- Problem requirements -
Continue the Arkansas appeals court opinion below from the point where it stops.

- Document text -
• • • • • • •

Court of Appeals of Arkansas, Division III

February 21, 2018

SHOKROLLA ELIASNIK (A/K/A "SHAWN NIK") APPELLANT
v.
Y & S PINE BLUFF, LLC, AND SHAHROKH JAVIDZAD (A/K/A "STEVE JAVIDZAD") APPELLEES

         APPEAL FROM THE JEFFERSON COUNTY CIRCUIT COURT [NO. 35CV-15-188] HONORABLE ROBERT H. WYATT, JR., JUDGE

          Kezhaya Law, by: Matthew A. Kezhaya, and Jennifer Hosp, law student admitted to practice pursuant to Rule XV of the Rules Governing Admission to the Bar of the Supreme Court, for appellant.

          Ramsay, Bridgforth, Robinson and Raley, by: William M. Bridgforth and Brett D. Watson, Attorney at Law, PLLC, by: Brett D. Watson, for appellees.

          ROBERT J. GLADWIN, JUDGE.

         The Jefferson County Circuit Court set aside its default judgment against appellee- Shahrokh Javidzad and Y&S Pine Bluff, LLC (Y&S), which is an administratively dissolved LLC solely owned by Javidzad.[1] Shokrolla Eliasnik appeals, arguing three points: (1) the circuit court erred by granting appellee's motion to set aside default judgment because it had been deemed denied; (2) the circuit court abused its discretion by granting appellee's Arkansas Rule of Civil Procedure 59 (2016) motion because the service question was meritless, waived, and barred; and (3) the circuit court erroneously ignored the savings statute by dismissing appellant's lawsuit with prejudice. We affirm.

         I. Procedural History

         A. The Default Judgment

         Appellant filed a complaint on April 21, 2015, alleging that appellee had written seventeen checks to him over the past five years totaling $505, 000. Appellant had tried to deposit the first three checks, but they were returned due to insufficient funds. Appellant claimed that he was entitled to restitution from appellee in twice the amount of the seventeen checks. See Ark. Code Ann. § 4-60-103 (Repl. 2011). Appellant alleged in his complaint that he was sending written demand to appellee's last known addresses, 4030 West 25th Street, Pine Bluff, Arkansas 71603 and 10435 Santa Monica Boulevard, 2nd Floor, Los Angeles, California 90025.

• • • • • • •

- Dataset records -
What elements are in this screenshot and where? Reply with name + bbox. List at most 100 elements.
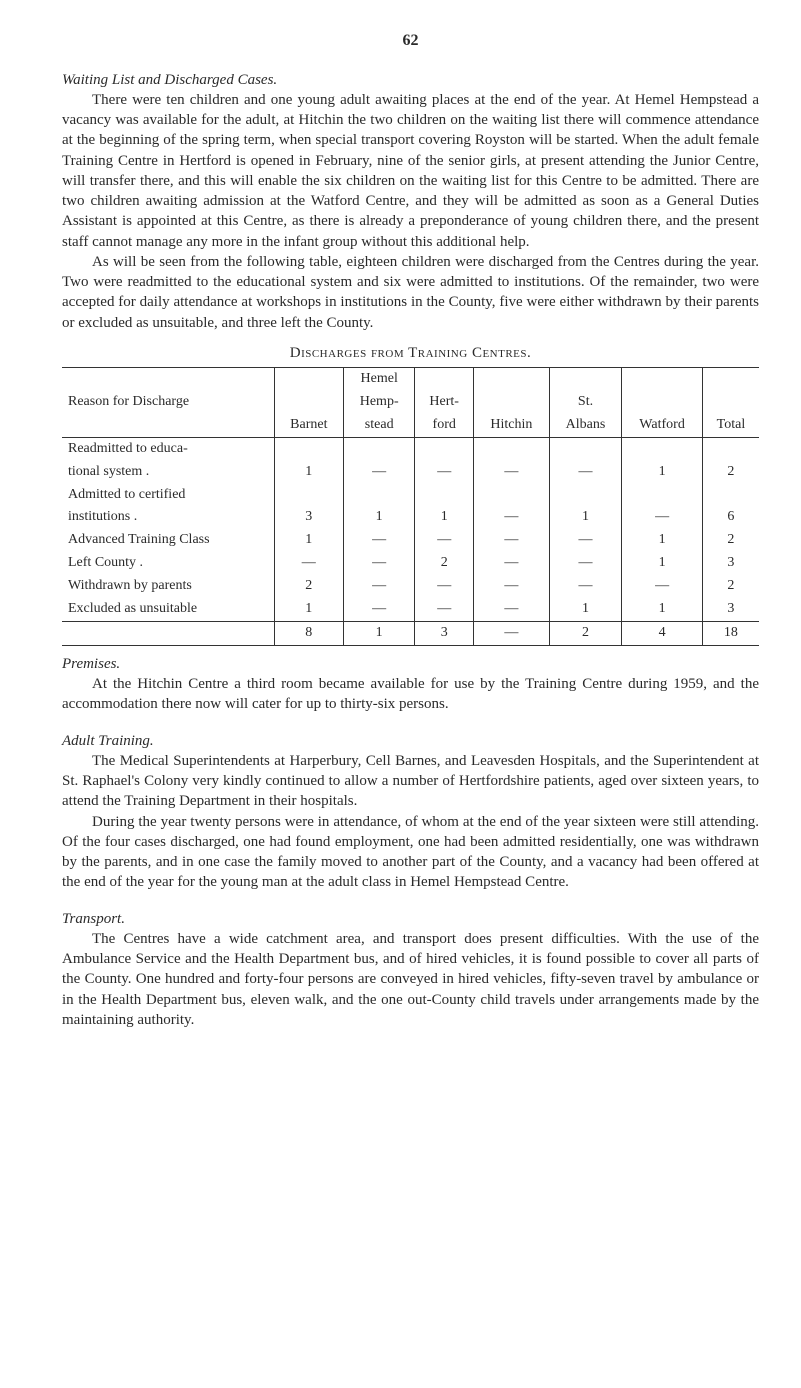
cell: — xyxy=(343,598,414,621)
cell: 1 xyxy=(415,506,474,529)
table-row: institutions . 3 1 1 — 1 — 6 xyxy=(62,506,759,529)
table-row: Excluded as unsuitable 1 — — — 1 1 3 xyxy=(62,598,759,621)
row-label: Excluded as unsuitable xyxy=(62,598,274,621)
th-blank xyxy=(274,368,343,391)
row-label-l2: tional system . xyxy=(62,461,274,484)
cell: 8 xyxy=(274,621,343,645)
cell: 3 xyxy=(415,621,474,645)
cell: — xyxy=(415,529,474,552)
cell: 3 xyxy=(702,552,759,575)
th-blank xyxy=(622,391,703,414)
adult-para-2: During the year twenty persons were in a… xyxy=(62,812,759,893)
table-caption: Discharges from Training Centres. xyxy=(62,343,759,363)
th-blank xyxy=(62,368,274,391)
th-hemel-l1: Hemel xyxy=(343,368,414,391)
th-hitchin: Hitchin xyxy=(474,414,550,437)
cell: 1 xyxy=(622,529,703,552)
cell: 6 xyxy=(702,506,759,529)
cell: — xyxy=(343,529,414,552)
cell: — xyxy=(343,575,414,598)
th-blank xyxy=(702,391,759,414)
table-row: Left County . — — 2 — — 1 3 xyxy=(62,552,759,575)
cell: — xyxy=(549,461,622,484)
transport-para: The Centres have a wide catchment area, … xyxy=(62,929,759,1030)
table-row: tional system . 1 — — — — 1 2 xyxy=(62,461,759,484)
totals-label xyxy=(62,621,274,645)
cell: 2 xyxy=(702,575,759,598)
row-label: Left County . xyxy=(62,552,274,575)
cell: — xyxy=(274,552,343,575)
row-label: Advanced Training Class xyxy=(62,529,274,552)
cell: — xyxy=(549,575,622,598)
cell: 1 xyxy=(343,621,414,645)
th-st-l2: Albans xyxy=(549,414,622,437)
cell: 4 xyxy=(622,621,703,645)
th-blank xyxy=(415,368,474,391)
th-blank xyxy=(622,368,703,391)
cell: 1 xyxy=(274,529,343,552)
th-blank xyxy=(702,368,759,391)
th-reason: Reason for Discharge xyxy=(62,391,274,414)
th-barnet: Barnet xyxy=(274,414,343,437)
cell: 1 xyxy=(622,552,703,575)
waiting-para-2: As will be seen from the following table… xyxy=(62,252,759,333)
section-title-transport: Transport. xyxy=(62,909,759,929)
cell: 1 xyxy=(549,598,622,621)
page-number: 62 xyxy=(62,30,759,52)
cell: — xyxy=(415,598,474,621)
cell: 2 xyxy=(549,621,622,645)
cell: 1 xyxy=(549,506,622,529)
section-title-waiting: Waiting List and Discharged Cases. xyxy=(62,70,759,90)
cell: 1 xyxy=(622,598,703,621)
th-watford: Watford xyxy=(622,414,703,437)
cell: — xyxy=(474,598,550,621)
th-st-l1: St. xyxy=(549,391,622,414)
row-label: Withdrawn by parents xyxy=(62,575,274,598)
cell: 1 xyxy=(274,598,343,621)
cell: — xyxy=(343,552,414,575)
table-row: Admitted to certified xyxy=(62,484,759,507)
cell: — xyxy=(474,552,550,575)
th-hemel-l2: Hemp- xyxy=(343,391,414,414)
table-row: Readmitted to educa- xyxy=(62,437,759,460)
th-blank xyxy=(274,391,343,414)
th-blank xyxy=(549,368,622,391)
cell: 1 xyxy=(622,461,703,484)
th-hert-l2: ford xyxy=(415,414,474,437)
cell: — xyxy=(415,575,474,598)
table-totals-row: 8 1 3 — 2 4 18 xyxy=(62,621,759,645)
cell: 3 xyxy=(702,598,759,621)
cell: — xyxy=(474,529,550,552)
cell: — xyxy=(343,461,414,484)
th-hemel-l3: stead xyxy=(343,414,414,437)
adult-para-1: The Medical Superintendents at Harperbur… xyxy=(62,751,759,812)
cell: 18 xyxy=(702,621,759,645)
row-label-l1: Readmitted to educa- xyxy=(62,437,274,460)
premises-para: At the Hitchin Centre a third room becam… xyxy=(62,674,759,715)
cell: 1 xyxy=(274,461,343,484)
cell: 2 xyxy=(415,552,474,575)
th-total: Total xyxy=(702,414,759,437)
cell: 3 xyxy=(274,506,343,529)
discharges-table: Hemel Reason for Discharge Hemp- Hert- S… xyxy=(62,367,759,646)
section-title-adult: Adult Training. xyxy=(62,731,759,751)
row-label-l1: Admitted to certified xyxy=(62,484,274,507)
cell: — xyxy=(415,461,474,484)
cell: 2 xyxy=(702,461,759,484)
cell: — xyxy=(474,506,550,529)
cell: — xyxy=(549,552,622,575)
th-blank xyxy=(474,391,550,414)
th-hert-l1: Hert- xyxy=(415,391,474,414)
cell: — xyxy=(474,461,550,484)
cell: 2 xyxy=(702,529,759,552)
table-row: Withdrawn by parents 2 — — — — — 2 xyxy=(62,575,759,598)
cell: — xyxy=(474,575,550,598)
row-label-l2: institutions . xyxy=(62,506,274,529)
cell: 1 xyxy=(343,506,414,529)
waiting-para-1: There were ten children and one young ad… xyxy=(62,90,759,252)
cell: — xyxy=(622,506,703,529)
th-blank xyxy=(62,414,274,437)
section-title-premises: Premises. xyxy=(62,654,759,674)
document-page: 62 Waiting List and Discharged Cases. Th… xyxy=(0,0,801,1388)
cell: — xyxy=(622,575,703,598)
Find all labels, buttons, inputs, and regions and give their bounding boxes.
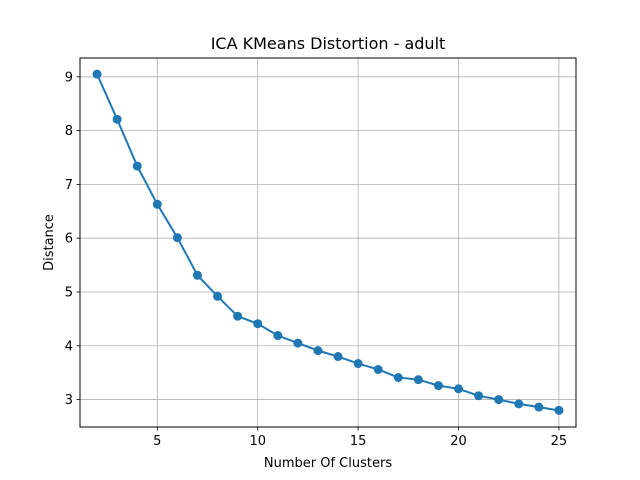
y-tick-label: 7	[65, 178, 73, 193]
data-point	[112, 114, 122, 124]
data-point	[132, 161, 142, 171]
data-point	[534, 402, 544, 412]
chart-title: ICA KMeans Distortion - adult	[211, 34, 446, 53]
data-point	[293, 338, 303, 348]
data-point	[474, 391, 484, 401]
data-point	[413, 375, 423, 385]
data-point	[233, 311, 243, 321]
data-point	[393, 373, 403, 383]
series-layer	[92, 69, 564, 415]
x-tick-label: 10	[249, 434, 266, 449]
x-axis: 5 10 15 20 25	[153, 427, 567, 449]
y-axis-label: Distance	[42, 214, 57, 271]
x-tick-label: 15	[350, 434, 367, 449]
grid	[80, 58, 576, 427]
x-tick-label: 25	[551, 434, 568, 449]
data-point	[373, 364, 383, 374]
x-tick-label: 20	[450, 434, 467, 449]
data-point	[514, 399, 524, 409]
plot-frame	[79, 57, 577, 428]
x-tick-label: 5	[153, 434, 161, 449]
data-point	[253, 319, 263, 329]
y-tick-label: 3	[65, 393, 73, 408]
data-point	[152, 199, 162, 209]
data-point	[454, 384, 464, 394]
y-tick-label: 5	[65, 285, 73, 300]
data-point	[494, 395, 504, 405]
data-point	[313, 346, 323, 356]
data-point	[433, 381, 443, 391]
data-point	[172, 233, 182, 243]
data-point	[353, 359, 363, 369]
data-point	[554, 405, 564, 415]
y-tick-label: 6	[65, 232, 73, 247]
data-point	[192, 270, 202, 280]
data-point	[213, 291, 223, 301]
y-tick-label: 4	[65, 339, 73, 354]
y-tick-label: 8	[65, 124, 73, 139]
data-point	[92, 69, 102, 79]
data-point	[333, 352, 343, 362]
y-tick-label: 9	[65, 70, 73, 85]
data-point	[273, 331, 283, 341]
x-axis-label: Number Of Clusters	[264, 456, 392, 471]
y-axis: 3 4 5 6 7 8 9	[65, 70, 80, 408]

• • • • • • •

- Answer to this problem -
         On June 4, 2015, appellant filed a motion for default judgment claiming that he had attempted to serve Y&S but was unable to perfect service through certified mail. Appellant alleged that Javidzad was the registered agent for process for Y&S according to the Arkansas Secretary of State's records. Appellant stated that he had served appellee on May 4, 2015, through the Arkansas Secretary of State, see Ark. Code Ann. § 16-58-120 (Repl. 2005) (the long-arm statute); thirty days had elapsed; and neither Y&S nor Javidzad had filed an answer or pleading. Thus, appellant asked for default judgment pursuant to Arkansas Rule of Civil Procedure 55(a).

         A damages hearing was held on September 1, 2015, and the circuit court noted that "[appellee] was served on April 29, 2015, and since that time, he has not filed an answer, nor has he filed any motion pursuant to Rule 12.[2] He is in default. You may call your first witness." Appellant's counsel presented an affidavit signed by appellant and a letter mailed April 21, 2015, asking for damages in addition to the $515, 000 double damages. The circuit court asked if appellee had responded, and appellant's counsel said, "No response." The circuit court awarded $2500 in attorney's fees and a $1, 515, 030 judgment with interest against appellee. The judgment was filed on September 1, 2015.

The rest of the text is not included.